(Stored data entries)
** START **

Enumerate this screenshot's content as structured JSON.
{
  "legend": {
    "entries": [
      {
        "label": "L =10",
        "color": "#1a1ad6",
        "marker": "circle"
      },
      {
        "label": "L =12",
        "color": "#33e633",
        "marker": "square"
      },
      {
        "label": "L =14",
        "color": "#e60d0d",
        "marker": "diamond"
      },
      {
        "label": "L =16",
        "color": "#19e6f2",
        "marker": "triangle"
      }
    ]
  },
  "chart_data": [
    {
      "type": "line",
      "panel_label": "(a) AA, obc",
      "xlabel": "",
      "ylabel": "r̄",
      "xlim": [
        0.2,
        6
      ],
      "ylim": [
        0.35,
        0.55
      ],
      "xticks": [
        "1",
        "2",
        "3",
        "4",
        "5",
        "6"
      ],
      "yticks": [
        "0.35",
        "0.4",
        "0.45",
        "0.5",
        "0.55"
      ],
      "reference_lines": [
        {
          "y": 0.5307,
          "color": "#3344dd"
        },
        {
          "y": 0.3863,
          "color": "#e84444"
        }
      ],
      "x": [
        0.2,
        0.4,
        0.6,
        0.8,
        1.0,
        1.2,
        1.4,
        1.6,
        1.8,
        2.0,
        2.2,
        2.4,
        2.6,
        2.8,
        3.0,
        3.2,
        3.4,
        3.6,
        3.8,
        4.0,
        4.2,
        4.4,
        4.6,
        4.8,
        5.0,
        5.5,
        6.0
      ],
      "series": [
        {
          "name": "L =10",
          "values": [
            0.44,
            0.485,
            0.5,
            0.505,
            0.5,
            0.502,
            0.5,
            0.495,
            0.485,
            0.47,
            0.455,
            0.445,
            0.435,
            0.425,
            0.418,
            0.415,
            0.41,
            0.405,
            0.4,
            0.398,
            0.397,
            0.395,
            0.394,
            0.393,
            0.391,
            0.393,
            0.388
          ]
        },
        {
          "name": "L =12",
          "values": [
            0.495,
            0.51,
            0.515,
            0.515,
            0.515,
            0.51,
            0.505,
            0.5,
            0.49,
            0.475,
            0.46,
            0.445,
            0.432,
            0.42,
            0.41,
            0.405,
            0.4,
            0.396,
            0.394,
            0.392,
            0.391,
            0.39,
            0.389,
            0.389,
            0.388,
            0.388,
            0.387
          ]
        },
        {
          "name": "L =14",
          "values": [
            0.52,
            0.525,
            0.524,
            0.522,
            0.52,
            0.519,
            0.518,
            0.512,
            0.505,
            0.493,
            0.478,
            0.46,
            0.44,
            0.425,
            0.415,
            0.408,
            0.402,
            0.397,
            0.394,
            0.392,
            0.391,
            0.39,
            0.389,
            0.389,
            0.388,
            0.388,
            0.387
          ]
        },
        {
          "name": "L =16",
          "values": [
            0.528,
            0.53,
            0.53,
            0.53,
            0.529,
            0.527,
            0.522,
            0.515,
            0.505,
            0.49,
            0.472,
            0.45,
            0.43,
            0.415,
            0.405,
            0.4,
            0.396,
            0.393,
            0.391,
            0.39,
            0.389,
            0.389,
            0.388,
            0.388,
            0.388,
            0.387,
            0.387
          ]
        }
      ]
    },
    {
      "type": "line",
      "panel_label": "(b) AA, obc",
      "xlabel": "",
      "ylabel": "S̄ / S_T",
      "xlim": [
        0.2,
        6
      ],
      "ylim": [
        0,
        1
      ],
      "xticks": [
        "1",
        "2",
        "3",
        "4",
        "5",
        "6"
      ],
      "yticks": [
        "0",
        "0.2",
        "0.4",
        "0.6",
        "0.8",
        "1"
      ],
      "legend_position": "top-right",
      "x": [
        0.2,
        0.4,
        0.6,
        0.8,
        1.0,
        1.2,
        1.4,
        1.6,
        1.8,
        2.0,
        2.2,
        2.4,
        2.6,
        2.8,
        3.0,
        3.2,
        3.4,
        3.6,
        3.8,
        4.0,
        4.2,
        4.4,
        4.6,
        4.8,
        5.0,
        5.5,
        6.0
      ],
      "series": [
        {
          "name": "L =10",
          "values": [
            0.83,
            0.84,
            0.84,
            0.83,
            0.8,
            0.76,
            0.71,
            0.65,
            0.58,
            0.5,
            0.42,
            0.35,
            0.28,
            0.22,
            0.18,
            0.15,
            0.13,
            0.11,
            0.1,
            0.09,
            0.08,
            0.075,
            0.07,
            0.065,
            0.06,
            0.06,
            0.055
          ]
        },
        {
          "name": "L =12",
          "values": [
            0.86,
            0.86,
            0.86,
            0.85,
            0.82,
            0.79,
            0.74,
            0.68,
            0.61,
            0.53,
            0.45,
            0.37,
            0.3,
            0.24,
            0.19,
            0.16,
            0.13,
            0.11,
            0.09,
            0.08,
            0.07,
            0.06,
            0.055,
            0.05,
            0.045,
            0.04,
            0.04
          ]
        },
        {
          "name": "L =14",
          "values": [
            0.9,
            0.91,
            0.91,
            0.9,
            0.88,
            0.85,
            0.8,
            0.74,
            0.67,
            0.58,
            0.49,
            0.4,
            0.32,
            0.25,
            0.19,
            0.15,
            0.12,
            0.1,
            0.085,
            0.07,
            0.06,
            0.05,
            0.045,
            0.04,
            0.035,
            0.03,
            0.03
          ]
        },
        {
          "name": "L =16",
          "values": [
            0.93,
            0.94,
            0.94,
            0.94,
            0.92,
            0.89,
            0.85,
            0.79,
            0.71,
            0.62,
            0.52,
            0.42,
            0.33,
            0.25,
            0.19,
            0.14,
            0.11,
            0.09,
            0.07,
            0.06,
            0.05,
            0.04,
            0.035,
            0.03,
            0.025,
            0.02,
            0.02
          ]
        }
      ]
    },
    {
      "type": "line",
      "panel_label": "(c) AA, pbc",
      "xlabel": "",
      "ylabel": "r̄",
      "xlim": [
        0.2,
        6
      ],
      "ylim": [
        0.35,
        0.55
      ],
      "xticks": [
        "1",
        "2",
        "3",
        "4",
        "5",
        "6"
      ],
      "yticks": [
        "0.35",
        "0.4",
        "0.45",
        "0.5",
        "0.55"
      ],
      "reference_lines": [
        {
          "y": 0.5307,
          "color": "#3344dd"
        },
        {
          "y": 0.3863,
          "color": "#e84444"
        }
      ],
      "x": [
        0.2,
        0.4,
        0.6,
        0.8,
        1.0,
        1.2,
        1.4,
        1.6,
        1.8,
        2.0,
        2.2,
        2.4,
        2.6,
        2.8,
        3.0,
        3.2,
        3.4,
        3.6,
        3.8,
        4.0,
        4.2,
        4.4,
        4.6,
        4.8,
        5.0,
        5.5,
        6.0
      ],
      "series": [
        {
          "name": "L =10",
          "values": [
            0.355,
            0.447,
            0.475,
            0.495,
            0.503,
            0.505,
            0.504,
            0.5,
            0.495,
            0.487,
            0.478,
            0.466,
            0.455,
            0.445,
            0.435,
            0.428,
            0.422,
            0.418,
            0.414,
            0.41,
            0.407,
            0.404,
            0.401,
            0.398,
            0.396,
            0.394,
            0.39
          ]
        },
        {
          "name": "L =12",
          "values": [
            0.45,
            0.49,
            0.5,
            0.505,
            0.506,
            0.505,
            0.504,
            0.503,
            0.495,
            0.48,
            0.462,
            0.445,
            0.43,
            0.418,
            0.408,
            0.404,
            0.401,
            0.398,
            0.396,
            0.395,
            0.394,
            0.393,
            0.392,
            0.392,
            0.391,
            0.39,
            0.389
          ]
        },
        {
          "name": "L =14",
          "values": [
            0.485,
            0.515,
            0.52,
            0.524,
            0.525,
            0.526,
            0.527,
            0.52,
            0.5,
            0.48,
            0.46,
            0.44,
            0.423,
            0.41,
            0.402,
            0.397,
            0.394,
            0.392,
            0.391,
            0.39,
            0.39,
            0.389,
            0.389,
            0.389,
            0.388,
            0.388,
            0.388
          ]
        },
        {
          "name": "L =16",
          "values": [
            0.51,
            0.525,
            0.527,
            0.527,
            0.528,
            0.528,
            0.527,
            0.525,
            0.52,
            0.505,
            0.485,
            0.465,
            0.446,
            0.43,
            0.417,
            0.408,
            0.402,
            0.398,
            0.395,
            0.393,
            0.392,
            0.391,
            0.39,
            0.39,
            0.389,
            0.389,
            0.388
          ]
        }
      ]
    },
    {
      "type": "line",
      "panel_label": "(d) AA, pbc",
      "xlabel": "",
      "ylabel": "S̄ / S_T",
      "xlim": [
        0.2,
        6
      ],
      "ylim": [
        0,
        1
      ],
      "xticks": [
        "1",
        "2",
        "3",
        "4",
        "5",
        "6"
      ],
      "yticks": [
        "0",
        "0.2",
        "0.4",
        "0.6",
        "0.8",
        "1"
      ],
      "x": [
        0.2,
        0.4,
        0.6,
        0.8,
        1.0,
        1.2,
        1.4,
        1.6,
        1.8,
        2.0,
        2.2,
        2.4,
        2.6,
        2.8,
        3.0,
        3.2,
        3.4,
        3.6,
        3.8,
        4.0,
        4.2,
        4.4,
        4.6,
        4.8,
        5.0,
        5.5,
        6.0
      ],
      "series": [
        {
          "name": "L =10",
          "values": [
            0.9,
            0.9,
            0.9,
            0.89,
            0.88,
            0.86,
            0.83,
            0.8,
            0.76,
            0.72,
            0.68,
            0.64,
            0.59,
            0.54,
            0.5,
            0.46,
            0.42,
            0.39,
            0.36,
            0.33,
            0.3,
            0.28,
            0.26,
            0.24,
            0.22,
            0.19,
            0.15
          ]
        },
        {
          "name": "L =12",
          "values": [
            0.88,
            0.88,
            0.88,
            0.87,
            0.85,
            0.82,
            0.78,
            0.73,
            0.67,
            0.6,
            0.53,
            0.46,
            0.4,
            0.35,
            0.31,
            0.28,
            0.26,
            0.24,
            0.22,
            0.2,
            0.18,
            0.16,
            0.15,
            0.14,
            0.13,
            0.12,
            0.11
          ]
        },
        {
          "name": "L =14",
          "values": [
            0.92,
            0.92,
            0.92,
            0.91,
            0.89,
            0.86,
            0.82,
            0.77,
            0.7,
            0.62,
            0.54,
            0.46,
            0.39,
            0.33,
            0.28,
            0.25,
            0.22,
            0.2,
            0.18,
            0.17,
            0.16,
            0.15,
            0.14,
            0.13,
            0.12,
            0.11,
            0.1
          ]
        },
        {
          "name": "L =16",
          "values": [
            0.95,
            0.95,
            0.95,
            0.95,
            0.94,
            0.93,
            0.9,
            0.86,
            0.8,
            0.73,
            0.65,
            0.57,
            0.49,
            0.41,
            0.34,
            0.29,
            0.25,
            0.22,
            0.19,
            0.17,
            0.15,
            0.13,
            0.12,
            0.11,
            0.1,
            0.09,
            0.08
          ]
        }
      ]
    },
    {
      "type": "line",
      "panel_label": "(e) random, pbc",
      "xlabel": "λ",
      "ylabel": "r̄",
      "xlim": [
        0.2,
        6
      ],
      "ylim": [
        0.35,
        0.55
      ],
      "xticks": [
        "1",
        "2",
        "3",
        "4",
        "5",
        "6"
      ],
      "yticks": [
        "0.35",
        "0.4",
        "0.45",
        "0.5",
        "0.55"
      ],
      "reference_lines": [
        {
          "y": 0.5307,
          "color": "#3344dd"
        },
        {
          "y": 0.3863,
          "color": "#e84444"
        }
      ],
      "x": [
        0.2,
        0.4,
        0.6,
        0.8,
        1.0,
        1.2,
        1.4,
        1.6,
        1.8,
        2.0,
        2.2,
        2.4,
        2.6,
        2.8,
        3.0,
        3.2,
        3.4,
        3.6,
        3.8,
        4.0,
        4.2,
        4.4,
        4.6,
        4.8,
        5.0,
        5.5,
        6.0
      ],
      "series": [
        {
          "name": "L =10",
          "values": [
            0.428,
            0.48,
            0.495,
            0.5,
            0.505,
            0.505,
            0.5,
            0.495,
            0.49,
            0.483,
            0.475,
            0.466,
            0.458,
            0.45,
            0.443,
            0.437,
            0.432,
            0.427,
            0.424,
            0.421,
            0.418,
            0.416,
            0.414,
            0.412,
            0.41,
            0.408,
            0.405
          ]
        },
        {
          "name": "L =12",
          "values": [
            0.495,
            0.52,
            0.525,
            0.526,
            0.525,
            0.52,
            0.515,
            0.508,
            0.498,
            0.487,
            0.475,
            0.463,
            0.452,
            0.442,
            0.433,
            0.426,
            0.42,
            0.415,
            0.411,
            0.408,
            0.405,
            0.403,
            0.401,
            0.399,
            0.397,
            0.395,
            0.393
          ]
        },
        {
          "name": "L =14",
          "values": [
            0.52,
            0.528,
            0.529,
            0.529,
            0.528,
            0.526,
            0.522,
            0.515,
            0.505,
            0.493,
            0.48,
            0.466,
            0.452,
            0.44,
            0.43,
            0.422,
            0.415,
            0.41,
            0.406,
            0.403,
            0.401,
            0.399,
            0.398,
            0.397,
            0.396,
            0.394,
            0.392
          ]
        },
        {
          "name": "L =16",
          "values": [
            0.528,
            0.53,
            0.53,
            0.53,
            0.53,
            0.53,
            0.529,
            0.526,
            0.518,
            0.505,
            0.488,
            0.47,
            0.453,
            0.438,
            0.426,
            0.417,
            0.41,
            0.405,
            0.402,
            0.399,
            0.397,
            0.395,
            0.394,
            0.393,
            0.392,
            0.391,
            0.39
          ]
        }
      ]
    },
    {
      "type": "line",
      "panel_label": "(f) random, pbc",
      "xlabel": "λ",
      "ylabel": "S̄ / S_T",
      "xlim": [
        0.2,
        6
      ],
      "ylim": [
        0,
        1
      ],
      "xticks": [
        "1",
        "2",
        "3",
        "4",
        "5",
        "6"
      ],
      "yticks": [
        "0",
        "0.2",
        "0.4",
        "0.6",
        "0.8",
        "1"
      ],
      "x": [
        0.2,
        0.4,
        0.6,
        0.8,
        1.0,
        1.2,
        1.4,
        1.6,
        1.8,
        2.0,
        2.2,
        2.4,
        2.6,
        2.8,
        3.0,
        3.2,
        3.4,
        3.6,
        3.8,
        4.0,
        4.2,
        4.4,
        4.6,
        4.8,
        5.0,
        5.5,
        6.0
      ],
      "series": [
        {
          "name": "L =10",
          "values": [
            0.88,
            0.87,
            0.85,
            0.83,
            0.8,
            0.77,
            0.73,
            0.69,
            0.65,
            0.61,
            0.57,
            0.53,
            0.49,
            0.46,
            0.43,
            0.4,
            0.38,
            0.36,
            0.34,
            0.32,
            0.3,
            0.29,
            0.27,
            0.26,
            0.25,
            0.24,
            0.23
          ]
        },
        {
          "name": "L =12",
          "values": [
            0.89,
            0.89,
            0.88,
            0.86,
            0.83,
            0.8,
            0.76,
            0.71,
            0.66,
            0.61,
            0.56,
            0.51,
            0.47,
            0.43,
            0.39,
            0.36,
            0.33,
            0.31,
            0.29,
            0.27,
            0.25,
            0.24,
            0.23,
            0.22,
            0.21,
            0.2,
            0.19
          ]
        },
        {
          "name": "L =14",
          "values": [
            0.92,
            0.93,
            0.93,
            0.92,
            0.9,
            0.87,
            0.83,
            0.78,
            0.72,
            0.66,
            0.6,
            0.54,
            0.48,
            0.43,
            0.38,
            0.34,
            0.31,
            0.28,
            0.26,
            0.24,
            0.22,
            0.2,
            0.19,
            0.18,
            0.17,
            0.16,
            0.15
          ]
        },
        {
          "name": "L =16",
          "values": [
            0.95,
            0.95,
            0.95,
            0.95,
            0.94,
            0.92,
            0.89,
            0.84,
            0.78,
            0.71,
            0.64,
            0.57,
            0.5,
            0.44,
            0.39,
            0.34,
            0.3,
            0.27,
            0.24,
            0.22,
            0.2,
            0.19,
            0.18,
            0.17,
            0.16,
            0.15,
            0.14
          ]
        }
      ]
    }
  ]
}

** END **

The problem:
Give only the count of lines in this material that contain the string "marker".

Solution to the exercise:
4